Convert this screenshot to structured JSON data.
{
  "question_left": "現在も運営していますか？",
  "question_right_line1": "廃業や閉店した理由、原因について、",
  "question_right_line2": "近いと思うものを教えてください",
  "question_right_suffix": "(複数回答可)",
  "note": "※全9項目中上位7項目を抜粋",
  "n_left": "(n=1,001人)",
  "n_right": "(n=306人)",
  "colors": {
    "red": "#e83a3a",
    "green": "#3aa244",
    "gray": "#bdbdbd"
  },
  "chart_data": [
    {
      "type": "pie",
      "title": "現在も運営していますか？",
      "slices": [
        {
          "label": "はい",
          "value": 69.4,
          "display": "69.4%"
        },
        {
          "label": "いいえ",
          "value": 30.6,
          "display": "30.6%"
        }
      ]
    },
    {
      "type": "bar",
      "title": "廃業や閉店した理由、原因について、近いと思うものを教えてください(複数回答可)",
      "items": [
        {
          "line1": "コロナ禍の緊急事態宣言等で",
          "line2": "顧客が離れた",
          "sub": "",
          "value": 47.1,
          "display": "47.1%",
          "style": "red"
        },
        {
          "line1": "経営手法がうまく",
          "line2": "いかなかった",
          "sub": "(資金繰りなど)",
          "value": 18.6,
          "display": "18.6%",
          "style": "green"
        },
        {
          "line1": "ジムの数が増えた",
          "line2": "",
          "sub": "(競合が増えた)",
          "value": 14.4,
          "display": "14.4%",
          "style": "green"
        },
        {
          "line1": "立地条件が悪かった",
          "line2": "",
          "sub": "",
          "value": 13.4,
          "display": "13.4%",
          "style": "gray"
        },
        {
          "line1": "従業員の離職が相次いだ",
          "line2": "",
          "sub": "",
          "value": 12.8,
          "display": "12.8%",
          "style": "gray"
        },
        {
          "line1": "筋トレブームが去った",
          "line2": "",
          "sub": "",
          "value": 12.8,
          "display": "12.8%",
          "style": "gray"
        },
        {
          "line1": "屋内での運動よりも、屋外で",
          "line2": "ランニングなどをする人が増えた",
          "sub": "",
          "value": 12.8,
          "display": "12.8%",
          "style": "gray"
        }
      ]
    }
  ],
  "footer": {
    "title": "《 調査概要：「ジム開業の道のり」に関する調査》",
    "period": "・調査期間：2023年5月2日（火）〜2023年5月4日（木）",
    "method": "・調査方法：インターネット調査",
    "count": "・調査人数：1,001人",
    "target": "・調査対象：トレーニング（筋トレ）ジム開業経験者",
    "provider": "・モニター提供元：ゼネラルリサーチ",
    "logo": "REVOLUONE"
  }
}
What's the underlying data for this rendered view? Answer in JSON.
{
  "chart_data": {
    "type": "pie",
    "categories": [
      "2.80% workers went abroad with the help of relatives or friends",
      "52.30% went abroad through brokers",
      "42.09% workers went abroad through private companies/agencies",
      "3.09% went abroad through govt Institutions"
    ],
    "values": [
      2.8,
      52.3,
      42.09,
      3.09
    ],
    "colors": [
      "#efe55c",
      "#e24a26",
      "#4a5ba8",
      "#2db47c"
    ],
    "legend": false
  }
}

---*---

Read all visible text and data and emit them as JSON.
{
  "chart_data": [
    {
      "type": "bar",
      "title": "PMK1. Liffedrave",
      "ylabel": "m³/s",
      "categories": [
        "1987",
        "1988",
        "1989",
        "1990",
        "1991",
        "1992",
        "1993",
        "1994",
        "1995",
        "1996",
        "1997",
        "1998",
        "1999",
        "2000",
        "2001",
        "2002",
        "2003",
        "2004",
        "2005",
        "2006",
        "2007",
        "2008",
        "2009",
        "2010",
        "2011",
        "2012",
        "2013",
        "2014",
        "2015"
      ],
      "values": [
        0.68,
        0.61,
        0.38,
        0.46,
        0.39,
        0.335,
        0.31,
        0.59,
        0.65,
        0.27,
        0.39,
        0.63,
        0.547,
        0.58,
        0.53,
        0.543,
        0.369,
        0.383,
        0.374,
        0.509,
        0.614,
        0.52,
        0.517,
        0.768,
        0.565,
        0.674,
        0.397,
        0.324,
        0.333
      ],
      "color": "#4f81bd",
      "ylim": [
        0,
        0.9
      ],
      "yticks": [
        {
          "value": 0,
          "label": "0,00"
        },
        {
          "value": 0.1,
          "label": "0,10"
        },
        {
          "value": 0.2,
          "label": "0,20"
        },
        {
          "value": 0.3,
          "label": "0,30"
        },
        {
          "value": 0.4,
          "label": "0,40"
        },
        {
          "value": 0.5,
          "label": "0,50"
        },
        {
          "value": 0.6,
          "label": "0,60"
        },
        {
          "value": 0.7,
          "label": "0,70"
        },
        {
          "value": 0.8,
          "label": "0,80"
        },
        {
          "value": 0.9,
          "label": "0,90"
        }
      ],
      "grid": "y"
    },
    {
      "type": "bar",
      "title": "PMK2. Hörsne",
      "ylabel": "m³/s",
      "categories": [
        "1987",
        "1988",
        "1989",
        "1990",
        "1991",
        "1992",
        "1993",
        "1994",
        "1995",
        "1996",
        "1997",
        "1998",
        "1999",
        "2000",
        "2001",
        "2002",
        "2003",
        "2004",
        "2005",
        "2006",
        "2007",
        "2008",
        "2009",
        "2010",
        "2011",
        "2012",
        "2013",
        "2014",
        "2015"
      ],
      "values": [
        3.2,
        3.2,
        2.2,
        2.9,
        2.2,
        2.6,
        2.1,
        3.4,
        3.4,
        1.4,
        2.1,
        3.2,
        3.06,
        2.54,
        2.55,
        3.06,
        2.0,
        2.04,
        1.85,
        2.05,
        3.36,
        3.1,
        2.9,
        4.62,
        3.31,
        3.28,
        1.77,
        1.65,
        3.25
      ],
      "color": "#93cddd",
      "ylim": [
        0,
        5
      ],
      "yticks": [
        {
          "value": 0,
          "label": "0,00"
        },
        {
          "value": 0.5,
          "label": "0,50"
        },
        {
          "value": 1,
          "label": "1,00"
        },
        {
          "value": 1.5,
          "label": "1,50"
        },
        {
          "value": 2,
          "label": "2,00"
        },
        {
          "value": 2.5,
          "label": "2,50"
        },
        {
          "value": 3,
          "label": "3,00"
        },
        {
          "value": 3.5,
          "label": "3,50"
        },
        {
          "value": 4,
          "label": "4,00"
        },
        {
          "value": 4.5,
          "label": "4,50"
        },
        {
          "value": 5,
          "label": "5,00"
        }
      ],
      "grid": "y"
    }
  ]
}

---*---

Work instructions:
In the entries above, find each line with the word "through" and show it.

Full answer:
      "52.30% went abroad through brokers",
      "42.09% workers went abroad through private companies/agencies",
      "3.09% went abroad through govt Institutions"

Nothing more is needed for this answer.